Search the listing below for the string "subtitle" and show each line that contains it.

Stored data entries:

········

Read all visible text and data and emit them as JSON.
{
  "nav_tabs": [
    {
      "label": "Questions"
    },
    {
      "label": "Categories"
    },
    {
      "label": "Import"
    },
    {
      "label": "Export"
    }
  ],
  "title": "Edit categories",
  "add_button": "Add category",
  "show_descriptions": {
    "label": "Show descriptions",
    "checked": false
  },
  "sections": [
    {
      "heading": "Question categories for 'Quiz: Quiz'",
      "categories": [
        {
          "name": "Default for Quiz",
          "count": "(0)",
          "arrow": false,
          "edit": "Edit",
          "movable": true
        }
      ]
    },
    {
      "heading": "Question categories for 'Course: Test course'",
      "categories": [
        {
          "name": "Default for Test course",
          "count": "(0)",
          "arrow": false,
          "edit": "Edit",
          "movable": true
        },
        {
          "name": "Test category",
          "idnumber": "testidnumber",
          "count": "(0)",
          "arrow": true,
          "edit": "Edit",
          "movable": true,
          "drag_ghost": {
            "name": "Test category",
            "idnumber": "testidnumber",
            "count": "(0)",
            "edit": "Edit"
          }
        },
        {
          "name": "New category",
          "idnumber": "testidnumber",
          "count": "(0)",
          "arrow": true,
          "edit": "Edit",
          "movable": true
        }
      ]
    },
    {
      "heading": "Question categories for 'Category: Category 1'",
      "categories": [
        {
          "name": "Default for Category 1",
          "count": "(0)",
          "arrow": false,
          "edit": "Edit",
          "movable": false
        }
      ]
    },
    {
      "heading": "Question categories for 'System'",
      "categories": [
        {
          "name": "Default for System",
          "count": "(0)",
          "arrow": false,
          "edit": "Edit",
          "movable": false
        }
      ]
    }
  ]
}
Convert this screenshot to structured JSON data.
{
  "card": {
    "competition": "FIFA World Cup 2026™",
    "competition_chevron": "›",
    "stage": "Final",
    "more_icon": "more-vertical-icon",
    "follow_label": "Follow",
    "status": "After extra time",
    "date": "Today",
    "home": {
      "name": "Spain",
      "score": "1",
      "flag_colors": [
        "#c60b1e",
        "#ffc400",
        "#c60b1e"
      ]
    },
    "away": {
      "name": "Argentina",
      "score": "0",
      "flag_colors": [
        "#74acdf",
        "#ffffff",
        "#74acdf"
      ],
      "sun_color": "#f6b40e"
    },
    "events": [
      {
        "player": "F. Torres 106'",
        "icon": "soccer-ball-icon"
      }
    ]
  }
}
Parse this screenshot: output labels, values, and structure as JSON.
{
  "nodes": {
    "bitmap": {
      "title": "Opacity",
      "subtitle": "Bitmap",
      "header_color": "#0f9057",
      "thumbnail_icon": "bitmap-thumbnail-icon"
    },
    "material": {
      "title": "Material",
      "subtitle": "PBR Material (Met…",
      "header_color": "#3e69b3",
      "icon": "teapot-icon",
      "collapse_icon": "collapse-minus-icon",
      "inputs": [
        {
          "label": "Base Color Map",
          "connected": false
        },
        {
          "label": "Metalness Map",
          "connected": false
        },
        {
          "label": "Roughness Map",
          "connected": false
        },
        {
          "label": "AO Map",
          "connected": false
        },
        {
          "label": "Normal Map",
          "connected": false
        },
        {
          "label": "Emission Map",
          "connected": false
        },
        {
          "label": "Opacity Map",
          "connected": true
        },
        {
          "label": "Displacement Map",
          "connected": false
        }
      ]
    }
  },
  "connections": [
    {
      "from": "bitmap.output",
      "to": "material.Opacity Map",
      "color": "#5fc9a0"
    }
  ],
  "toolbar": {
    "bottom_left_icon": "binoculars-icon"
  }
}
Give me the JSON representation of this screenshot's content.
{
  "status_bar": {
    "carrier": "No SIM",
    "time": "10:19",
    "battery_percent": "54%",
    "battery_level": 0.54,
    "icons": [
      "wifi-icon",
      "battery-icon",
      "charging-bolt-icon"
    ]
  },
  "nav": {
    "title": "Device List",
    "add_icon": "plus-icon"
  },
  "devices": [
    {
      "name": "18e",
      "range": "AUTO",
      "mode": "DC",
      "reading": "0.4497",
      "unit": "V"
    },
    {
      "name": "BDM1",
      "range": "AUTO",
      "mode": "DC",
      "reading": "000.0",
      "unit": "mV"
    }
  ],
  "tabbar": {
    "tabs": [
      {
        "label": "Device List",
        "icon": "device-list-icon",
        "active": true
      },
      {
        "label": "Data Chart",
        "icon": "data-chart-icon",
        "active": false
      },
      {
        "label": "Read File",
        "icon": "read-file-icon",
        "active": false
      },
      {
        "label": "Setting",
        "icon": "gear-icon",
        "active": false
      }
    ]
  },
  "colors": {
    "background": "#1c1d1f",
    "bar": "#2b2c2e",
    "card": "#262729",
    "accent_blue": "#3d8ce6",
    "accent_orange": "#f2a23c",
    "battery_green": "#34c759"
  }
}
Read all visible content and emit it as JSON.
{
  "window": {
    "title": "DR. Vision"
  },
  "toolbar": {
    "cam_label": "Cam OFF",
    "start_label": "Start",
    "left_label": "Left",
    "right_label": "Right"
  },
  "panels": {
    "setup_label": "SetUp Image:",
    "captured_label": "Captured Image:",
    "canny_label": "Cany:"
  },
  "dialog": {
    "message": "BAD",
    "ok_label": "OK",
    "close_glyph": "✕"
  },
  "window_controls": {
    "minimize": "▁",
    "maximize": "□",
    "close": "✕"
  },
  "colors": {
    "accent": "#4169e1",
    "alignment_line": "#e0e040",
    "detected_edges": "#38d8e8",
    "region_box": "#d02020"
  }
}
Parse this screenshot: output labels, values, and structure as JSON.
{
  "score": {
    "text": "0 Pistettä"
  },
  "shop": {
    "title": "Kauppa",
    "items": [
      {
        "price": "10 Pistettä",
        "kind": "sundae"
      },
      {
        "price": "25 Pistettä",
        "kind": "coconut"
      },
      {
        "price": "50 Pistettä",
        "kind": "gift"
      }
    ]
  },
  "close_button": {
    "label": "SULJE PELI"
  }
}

········

» FULL ANSWER:
      "subtitle": "Bitmap",
      "subtitle": "PBR Material (Met…",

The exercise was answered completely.